What needs to be done -
In two sentences, summarize the text below on diabetes knowledge and attitudes among housekeeping staff.

--- Text under study ---

The mean knowledge score of our study participants was 16.24 ± 6.74. This indicates that most respondents had limited knowledge of diabetes. This opposes the findings of other research carried out in South India by Hussain R et al. and Rani PK et al., who found that 40.7% and 49.9% of their individuals were knowledgeable [19, 20]. It is suggested that some standard diabetes awareness educational events be organized to raise public knowledge of this hidden and curable illness with numerous complications that exert significant pressure on the national healthcare system.
Individuals’ attitudes towards a particular subject are defined by whether they have preconceived ideas about it and how they indicate their knowledge in order to control that specific condition. The mean attitude score of our study participants was (7.22 ± 1.27). Most of our respondents had favorable attitudes towards diabetes prevention. It is unexpected that the knowledge score was low, but the attitudes were higher. Another similar study found that the average attitude of study participants was (3.29 ± 1.15). The patients’ attitudes towards balancing their diet, exercise, and medication control of diabetes and their approach to the doctor were also good [13].
Statistically significant mild correlations between knowledge and attitude scores were found despite this outcome. There is a weak but statistically significant association between participant knowledge and attitude scores (r = 0.215, p < 0.01). In another research study on diabetic KAP, it was discovered that knowledge as well as attitude had a strong correlation (r = 0.5308, p < 0.01) [21]. Regular medical education programs on diabetes should be conducted to keep people up to date on the disease so that they are better aware and educated.
Limitation
This study was conducted in a single center. The questionnaire form consists of multiple-choice questions. This does not provide an opportunity for the participant to think on their own, and they might choose random options.
Conclusions
This study found that housekeeping staff had a poor knowledge about diabetes but showed a positive attitude towards diabetes prevention. There was a weak correlation between knowledge and attitude scores. More research is required to explore the effect of cleaning staff members on the rate of diabetes, as well as the association between morbidity and mortality rates among housekeepers after increasing their performance.
Article information
Data availability statement
Data of the study will be available on request.
Ethics statement
The project was approved by the institutional ethics committee.
Author contributions
All authors are responsible for the study conception and design, data collection, analysis, interpretation of results and manuscript preparation.
Funding
No external funding was secured for this study.
Acknowledgements
The authors would like to thank all the housekeeping staff who participated in the study.
Conflict of interest
The authors declare that there is no conflict of interest.

--- Supplied material ---

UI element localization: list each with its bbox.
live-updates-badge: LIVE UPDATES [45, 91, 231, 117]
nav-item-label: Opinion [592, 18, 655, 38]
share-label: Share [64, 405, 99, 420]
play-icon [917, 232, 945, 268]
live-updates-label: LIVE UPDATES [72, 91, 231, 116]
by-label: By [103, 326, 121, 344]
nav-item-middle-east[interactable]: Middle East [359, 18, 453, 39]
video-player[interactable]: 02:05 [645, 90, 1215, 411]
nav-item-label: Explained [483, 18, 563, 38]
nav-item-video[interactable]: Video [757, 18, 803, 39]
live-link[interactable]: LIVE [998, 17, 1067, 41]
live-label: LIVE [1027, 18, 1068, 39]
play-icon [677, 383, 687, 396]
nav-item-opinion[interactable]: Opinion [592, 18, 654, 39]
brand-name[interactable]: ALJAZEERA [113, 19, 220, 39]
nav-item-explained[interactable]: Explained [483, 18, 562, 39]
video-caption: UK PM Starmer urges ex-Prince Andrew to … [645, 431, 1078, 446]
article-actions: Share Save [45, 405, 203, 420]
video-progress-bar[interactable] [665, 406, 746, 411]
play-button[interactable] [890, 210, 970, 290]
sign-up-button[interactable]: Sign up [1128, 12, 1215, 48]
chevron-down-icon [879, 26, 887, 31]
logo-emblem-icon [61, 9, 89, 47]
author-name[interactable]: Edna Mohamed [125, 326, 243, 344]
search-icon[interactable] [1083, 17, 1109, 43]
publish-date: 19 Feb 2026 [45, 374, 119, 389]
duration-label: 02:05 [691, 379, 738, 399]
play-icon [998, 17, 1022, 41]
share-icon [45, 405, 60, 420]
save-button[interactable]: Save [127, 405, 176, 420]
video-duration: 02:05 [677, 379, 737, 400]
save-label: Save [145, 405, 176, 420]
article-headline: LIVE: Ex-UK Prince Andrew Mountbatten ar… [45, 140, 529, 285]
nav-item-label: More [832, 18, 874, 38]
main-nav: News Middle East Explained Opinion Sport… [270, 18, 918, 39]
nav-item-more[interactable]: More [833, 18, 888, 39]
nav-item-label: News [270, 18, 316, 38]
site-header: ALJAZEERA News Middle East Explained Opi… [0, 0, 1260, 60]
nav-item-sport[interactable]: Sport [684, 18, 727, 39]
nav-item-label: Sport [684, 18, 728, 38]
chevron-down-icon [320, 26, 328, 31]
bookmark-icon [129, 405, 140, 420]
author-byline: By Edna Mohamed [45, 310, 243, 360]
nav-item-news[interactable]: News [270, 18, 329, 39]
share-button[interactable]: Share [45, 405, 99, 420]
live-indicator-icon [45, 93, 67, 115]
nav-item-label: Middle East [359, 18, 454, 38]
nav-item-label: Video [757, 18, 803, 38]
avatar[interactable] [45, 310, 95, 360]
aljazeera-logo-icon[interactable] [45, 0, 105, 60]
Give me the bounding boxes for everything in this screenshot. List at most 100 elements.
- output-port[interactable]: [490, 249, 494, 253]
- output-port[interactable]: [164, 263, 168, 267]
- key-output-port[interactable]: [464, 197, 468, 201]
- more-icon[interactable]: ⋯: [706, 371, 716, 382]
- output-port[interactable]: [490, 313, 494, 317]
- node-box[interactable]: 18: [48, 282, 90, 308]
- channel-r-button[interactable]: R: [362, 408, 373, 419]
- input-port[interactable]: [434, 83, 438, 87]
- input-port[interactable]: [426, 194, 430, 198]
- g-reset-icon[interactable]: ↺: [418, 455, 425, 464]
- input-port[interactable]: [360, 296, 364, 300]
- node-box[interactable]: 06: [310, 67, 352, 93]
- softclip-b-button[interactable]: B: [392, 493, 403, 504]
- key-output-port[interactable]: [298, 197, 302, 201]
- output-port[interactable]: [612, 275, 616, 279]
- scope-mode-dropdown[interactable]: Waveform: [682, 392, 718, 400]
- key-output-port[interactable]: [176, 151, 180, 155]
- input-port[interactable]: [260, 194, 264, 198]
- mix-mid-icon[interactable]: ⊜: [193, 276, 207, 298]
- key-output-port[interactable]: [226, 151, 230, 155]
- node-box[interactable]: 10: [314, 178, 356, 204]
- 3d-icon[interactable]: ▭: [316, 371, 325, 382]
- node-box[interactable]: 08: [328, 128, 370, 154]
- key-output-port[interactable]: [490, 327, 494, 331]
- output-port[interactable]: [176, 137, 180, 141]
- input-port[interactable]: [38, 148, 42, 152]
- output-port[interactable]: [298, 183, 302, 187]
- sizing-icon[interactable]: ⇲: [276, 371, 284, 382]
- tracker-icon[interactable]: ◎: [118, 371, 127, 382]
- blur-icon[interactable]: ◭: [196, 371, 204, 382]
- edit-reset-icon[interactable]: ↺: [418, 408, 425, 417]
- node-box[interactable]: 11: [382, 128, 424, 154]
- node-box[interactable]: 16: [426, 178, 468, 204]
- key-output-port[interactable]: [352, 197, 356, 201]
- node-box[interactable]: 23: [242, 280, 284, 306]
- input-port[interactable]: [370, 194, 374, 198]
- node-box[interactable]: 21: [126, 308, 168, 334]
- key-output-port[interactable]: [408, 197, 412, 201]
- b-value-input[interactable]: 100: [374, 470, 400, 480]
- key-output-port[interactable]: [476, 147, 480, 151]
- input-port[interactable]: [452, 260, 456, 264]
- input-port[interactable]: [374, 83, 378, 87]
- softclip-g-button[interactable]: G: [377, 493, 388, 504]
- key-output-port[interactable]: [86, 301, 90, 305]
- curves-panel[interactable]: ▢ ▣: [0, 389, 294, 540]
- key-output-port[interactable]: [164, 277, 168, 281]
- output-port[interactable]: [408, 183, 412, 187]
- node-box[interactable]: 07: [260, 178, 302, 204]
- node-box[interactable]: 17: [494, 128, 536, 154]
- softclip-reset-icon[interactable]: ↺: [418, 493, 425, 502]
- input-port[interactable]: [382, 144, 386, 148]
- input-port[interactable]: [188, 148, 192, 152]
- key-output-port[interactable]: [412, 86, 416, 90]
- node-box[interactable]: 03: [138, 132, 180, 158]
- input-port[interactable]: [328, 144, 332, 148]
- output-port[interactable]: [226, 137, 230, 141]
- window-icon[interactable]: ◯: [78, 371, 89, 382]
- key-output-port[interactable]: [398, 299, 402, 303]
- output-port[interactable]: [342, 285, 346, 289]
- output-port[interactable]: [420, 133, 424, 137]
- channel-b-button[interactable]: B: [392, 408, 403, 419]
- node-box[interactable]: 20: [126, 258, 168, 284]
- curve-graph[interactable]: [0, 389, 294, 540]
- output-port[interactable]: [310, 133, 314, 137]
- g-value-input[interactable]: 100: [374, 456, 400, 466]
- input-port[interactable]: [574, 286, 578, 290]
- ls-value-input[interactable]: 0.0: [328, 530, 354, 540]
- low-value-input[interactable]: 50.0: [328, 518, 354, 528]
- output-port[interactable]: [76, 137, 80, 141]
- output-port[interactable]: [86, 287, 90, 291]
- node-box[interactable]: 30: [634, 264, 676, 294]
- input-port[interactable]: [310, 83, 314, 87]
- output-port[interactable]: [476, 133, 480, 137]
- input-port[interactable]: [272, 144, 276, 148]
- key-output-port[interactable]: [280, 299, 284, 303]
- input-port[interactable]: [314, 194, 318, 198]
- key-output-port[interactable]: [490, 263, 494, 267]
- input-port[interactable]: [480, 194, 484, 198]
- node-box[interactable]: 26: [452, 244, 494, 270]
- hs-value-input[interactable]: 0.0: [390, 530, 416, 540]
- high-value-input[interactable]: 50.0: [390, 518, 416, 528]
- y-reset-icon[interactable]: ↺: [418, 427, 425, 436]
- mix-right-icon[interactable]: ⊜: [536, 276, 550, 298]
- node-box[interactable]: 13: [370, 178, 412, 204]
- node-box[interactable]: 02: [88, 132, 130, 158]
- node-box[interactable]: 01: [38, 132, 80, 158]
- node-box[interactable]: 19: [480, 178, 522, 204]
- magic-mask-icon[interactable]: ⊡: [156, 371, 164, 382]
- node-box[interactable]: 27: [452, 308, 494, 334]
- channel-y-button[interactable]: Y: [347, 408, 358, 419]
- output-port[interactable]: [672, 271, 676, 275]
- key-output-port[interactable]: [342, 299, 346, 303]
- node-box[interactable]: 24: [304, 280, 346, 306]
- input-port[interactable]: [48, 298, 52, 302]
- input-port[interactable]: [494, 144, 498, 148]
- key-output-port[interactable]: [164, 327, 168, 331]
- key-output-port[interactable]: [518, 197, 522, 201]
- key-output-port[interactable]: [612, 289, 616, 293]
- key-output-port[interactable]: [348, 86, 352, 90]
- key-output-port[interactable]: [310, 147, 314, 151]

---

Result -
The housekeeping staff in the study had a mean knowledge score of 16.24 ± 6.74, indicating limited knowledge of diabetes. However, their mean attitude score of 7.22 ± 1.27 showed mostly favorable attitudes toward prevention, and the two scores were weakly but significantly correlated (r = 0.215, p < 0.01), leading the authors to recommend regular diabetes education programs.